> _Problem details_: Lines containing the string "right" are to be collected in full.

> _Exercise inputs_:
[START]

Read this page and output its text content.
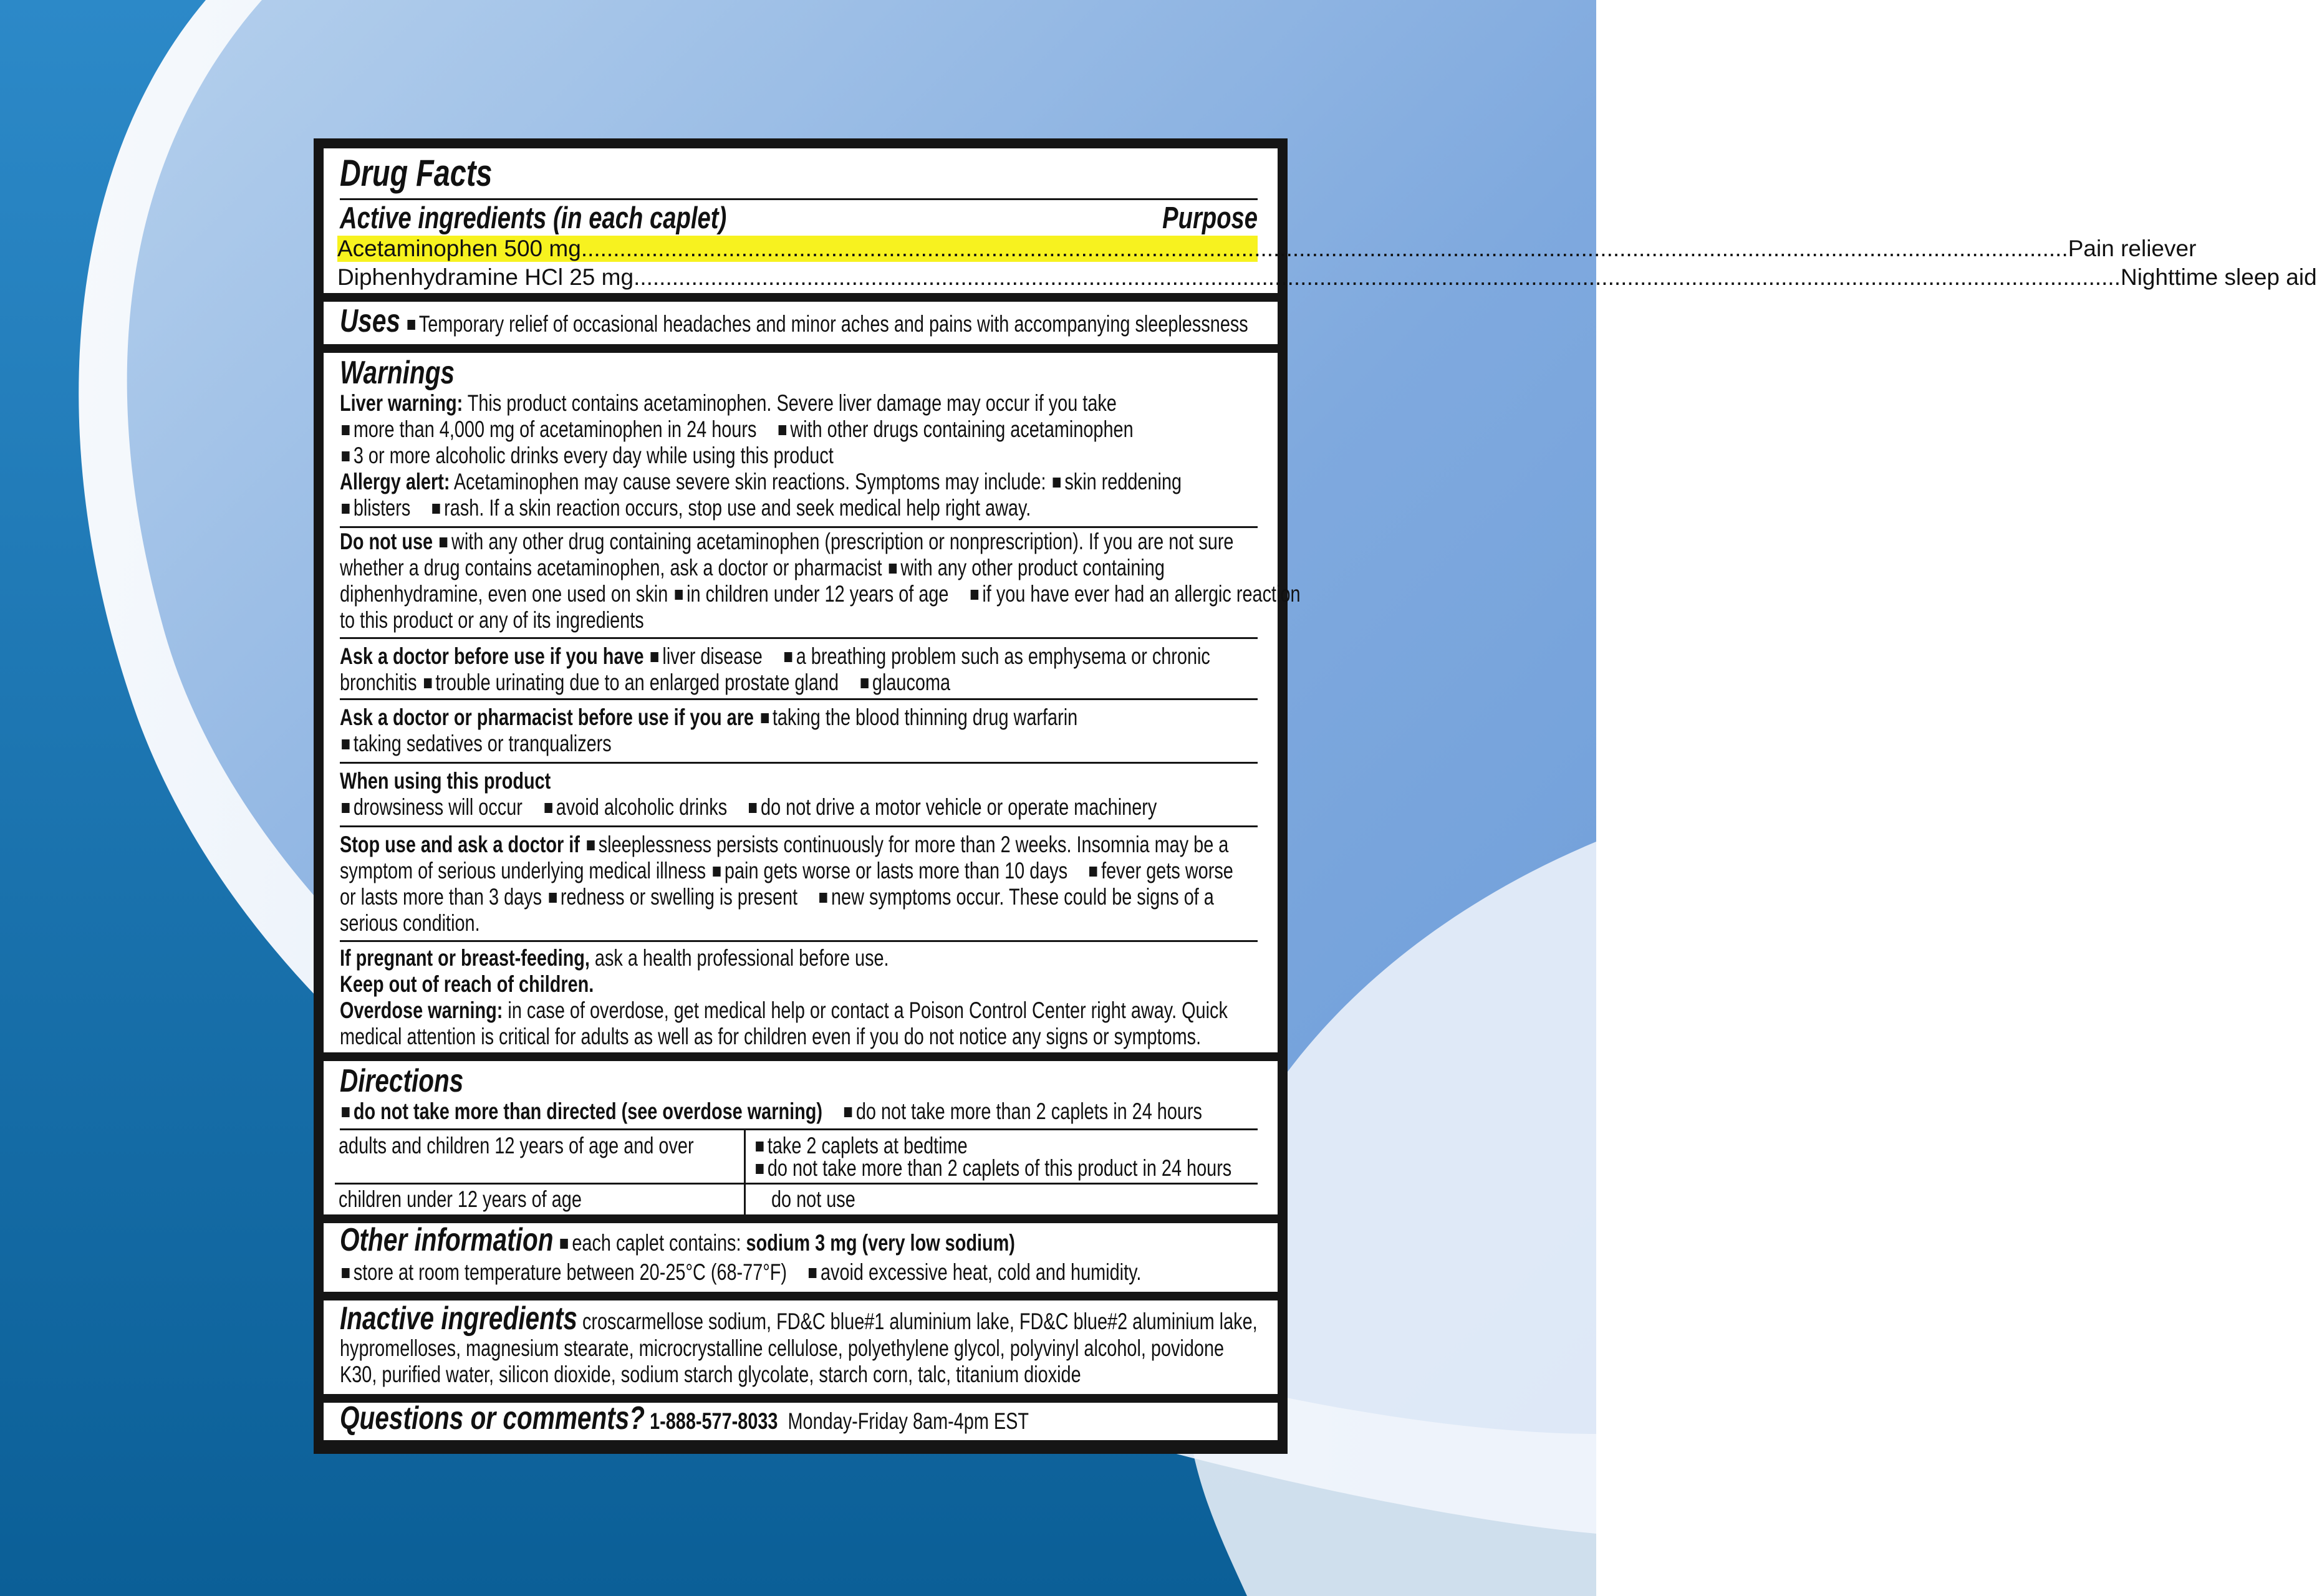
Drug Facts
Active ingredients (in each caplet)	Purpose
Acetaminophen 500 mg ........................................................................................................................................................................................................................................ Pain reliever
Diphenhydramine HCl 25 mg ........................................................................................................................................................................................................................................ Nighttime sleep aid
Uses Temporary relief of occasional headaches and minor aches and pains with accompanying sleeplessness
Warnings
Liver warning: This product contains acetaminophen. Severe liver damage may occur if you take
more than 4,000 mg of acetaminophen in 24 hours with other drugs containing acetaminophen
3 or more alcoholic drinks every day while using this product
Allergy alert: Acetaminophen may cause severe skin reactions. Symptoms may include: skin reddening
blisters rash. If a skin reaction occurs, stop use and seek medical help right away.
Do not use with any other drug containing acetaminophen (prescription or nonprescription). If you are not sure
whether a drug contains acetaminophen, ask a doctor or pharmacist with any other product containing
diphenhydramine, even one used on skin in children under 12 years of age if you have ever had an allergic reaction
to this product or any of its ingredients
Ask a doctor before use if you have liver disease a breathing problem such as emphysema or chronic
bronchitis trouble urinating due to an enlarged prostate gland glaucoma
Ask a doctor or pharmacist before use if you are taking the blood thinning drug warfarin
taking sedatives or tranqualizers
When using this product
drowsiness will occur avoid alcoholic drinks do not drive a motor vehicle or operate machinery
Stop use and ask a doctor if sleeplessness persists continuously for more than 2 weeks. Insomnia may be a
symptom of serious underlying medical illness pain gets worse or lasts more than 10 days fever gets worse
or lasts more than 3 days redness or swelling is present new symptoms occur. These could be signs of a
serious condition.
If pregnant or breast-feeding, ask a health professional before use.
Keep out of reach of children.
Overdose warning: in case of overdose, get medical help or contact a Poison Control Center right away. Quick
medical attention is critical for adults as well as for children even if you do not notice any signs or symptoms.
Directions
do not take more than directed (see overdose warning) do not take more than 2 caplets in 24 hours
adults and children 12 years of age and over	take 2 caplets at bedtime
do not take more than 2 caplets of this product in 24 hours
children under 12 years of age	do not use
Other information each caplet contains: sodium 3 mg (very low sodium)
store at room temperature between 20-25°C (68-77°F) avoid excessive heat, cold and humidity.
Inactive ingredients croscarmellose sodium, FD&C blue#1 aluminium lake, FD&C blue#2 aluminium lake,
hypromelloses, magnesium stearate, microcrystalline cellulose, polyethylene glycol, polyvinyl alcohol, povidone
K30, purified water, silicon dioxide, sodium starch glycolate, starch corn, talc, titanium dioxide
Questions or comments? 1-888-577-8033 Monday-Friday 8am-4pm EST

[END]

> _Result of this exercise_:
blisters rash. If a skin reaction occurs, stop use and seek medical help right away.
Overdose warning: in case of overdose, get medical help or contact a Poison Control Center right away. Quick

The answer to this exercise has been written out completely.